* [Task statement]:
Every record should be written out exactly, please.

* [Material shown]:
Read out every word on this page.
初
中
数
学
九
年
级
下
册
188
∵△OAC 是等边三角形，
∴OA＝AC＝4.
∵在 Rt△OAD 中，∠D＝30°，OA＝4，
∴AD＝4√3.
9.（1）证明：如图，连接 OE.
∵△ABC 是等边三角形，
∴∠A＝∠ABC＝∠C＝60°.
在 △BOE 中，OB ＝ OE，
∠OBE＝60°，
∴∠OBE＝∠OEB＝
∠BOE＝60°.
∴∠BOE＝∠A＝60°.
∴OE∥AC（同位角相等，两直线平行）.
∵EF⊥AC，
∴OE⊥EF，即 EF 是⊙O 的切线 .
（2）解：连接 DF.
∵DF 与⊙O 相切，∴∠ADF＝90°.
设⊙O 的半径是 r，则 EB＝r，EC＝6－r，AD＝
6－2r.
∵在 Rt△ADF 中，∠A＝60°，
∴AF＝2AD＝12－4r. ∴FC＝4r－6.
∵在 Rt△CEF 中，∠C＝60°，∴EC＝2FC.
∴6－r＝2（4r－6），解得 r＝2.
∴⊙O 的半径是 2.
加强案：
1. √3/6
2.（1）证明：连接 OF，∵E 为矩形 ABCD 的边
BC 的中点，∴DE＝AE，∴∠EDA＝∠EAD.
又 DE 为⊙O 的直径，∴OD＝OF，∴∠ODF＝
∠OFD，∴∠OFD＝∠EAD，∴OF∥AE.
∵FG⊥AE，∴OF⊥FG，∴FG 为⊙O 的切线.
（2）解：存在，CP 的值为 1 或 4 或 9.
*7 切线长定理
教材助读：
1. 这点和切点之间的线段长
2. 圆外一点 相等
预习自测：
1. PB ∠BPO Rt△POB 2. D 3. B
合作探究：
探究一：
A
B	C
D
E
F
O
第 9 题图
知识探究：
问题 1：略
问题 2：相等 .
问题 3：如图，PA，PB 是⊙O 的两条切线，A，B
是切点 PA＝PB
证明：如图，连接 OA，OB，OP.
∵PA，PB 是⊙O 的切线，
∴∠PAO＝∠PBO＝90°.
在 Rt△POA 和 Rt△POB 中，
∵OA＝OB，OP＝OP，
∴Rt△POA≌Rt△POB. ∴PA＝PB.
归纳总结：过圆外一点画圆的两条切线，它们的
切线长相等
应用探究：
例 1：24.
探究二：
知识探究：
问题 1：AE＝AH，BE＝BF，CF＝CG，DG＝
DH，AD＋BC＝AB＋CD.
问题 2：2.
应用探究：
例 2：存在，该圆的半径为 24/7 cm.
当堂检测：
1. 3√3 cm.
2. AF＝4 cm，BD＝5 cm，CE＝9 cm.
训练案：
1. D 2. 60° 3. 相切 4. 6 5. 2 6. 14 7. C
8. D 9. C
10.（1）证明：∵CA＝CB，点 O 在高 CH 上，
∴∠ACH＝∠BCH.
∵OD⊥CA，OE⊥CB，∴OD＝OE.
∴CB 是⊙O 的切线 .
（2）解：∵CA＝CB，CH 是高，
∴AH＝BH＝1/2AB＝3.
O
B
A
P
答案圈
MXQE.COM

* [Output below]:
Read out every word on this page.
初
中
数
学
九
年
级
下
册
188
∵△OAC 是等边三角形，
∴OA＝AC＝4.
∵在 Rt△OAD 中，∠D＝30°，OA＝4，
∴AD＝4√3.
9.（1）证明：如图，连接 OE.
∵△ABC 是等边三角形，
∴∠A＝∠ABC＝∠C＝60°.
在 △BOE 中，OB ＝ OE，
∠OBE＝60°，
∴∠OBE＝∠OEB＝
∠BOE＝60°.
∴∠BOE＝∠A＝60°.
∴OE∥AC（同位角相等，两直线平行）.
∵EF⊥AC，
∴OE⊥EF，即 EF 是⊙O 的切线 .
（2）解：连接 DF.
∵DF 与⊙O 相切，∴∠ADF＝90°.
设⊙O 的半径是 r，则 EB＝r，EC＝6－r，AD＝
6－2r.
∵在 Rt△ADF 中，∠A＝60°，
∴AF＝2AD＝12－4r. ∴FC＝4r－6.
∵在 Rt△CEF 中，∠C＝60°，∴EC＝2FC.
∴6－r＝2（4r－6），解得 r＝2.
∴⊙O 的半径是 2.
加强案：
1. √3/6
2.（1）证明：连接 OF，∵E 为矩形 ABCD 的边
BC 的中点，∴DE＝AE，∴∠EDA＝∠EAD.
又 DE 为⊙O 的直径，∴OD＝OF，∴∠ODF＝
∠OFD，∴∠OFD＝∠EAD，∴OF∥AE.
∵FG⊥AE，∴OF⊥FG，∴FG 为⊙O 的切线.
（2）解：存在，CP 的值为 1 或 4 或 9.
*7 切线长定理
教材助读：
1. 这点和切点之间的线段长
2. 圆外一点 相等
预习自测：
1. PB ∠BPO Rt△POB 2. D 3. B
合作探究：
探究一：
A
B	C
D
E
F
O
第 9 题图
知识探究：
问题 1：略
问题 2：相等 .
问题 3：如图，PA，PB 是⊙O 的两条切线，A，B
是切点 PA＝PB
证明：如图，连接 OA，OB，OP.
∵PA，PB 是⊙O 的切线，
∴∠PAO＝∠PBO＝90°.
在 Rt△POA 和 Rt△POB 中，
∵OA＝OB，OP＝OP，
∴Rt△POA≌Rt△POB. ∴PA＝PB.
归纳总结：过圆外一点画圆的两条切线，它们的
切线长相等
应用探究：
例 1：24.
探究二：
知识探究：
问题 1：AE＝AH，BE＝BF，CF＝CG，DG＝
DH，AD＋BC＝AB＋CD.
问题 2：2.
应用探究：
例 2：存在，该圆的半径为 24/7 cm.
当堂检测：
1. 3√3 cm.
2. AF＝4 cm，BD＝5 cm，CE＝9 cm.
训练案：
1. D 2. 60° 3. 相切 4. 6 5. 2 6. 14 7. C
8. D 9. C
10.（1）证明：∵CA＝CB，点 O 在高 CH 上，
∴∠ACH＝∠BCH.
∵OD⊥CA，OE⊥CB，∴OD＝OE.
∴CB 是⊙O 的切线 .
（2）解：∵CA＝CB，CH 是高，
∴AH＝BH＝1/2AB＝3.
O
B
A
P
答案圈
MXQE.COM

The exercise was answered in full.